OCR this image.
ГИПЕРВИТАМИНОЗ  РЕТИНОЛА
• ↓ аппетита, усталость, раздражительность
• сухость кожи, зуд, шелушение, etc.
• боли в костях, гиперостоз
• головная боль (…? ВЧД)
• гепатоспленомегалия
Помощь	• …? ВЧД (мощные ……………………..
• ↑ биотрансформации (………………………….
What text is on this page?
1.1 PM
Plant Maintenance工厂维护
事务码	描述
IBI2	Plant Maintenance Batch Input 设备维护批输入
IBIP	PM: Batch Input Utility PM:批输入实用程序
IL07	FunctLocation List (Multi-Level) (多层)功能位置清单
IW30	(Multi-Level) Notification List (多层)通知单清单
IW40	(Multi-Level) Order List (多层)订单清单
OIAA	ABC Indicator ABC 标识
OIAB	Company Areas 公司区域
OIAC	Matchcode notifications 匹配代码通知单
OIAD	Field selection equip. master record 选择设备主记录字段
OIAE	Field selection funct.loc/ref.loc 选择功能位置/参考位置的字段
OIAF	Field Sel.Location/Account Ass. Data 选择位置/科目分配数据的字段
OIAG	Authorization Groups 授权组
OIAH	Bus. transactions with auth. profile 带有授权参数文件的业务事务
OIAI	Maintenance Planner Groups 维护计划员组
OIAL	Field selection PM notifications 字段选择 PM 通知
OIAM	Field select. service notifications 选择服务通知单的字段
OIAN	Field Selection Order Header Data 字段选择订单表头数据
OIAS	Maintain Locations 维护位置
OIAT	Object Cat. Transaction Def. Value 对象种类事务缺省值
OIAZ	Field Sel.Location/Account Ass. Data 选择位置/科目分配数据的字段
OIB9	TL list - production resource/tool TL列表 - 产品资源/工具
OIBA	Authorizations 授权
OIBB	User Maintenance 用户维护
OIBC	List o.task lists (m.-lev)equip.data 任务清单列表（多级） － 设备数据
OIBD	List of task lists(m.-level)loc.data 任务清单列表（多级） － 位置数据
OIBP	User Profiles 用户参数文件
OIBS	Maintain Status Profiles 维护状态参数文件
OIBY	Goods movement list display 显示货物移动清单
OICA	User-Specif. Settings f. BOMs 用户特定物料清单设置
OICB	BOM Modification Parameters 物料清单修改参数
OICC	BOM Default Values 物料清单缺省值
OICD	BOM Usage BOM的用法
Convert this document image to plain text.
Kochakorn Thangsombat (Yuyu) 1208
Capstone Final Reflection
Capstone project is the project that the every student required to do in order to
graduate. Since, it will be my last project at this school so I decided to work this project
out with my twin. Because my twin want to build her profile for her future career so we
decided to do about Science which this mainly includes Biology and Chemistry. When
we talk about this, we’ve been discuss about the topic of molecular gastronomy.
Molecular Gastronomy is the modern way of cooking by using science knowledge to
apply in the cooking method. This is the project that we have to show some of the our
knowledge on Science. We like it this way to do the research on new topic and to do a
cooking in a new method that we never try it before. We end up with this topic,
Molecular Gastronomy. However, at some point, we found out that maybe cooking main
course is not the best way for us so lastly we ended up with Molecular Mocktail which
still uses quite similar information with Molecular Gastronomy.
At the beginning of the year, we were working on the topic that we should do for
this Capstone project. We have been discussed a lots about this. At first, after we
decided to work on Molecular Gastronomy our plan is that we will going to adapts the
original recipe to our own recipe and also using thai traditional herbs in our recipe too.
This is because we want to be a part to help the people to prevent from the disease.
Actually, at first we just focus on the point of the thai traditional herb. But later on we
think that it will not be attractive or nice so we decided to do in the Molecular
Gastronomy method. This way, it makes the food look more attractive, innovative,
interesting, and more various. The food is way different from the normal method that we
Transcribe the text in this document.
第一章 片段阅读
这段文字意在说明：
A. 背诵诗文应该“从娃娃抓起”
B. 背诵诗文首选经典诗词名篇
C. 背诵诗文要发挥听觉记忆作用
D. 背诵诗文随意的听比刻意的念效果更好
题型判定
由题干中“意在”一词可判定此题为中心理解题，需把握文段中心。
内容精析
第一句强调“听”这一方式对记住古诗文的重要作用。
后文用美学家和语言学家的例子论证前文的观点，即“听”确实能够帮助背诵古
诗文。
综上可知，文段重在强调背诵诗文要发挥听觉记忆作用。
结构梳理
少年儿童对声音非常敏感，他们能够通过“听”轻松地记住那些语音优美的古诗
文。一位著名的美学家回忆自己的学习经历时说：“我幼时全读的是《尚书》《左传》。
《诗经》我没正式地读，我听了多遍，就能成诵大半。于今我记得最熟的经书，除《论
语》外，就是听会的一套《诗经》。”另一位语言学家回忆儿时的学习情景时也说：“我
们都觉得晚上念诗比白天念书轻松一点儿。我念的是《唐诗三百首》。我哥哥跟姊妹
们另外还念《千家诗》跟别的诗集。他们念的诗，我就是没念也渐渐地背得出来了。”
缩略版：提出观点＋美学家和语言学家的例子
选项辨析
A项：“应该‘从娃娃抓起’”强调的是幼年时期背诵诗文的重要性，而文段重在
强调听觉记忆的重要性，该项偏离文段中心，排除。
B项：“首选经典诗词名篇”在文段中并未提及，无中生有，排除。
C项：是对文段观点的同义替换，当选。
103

What you need to do
Gather each line from the listing above that holds "been".

Solution
we talk about this, we’ve been discuss about the topic of molecular gastronomy.
this Capstone project. We have been discussed a lots about this. At first, after we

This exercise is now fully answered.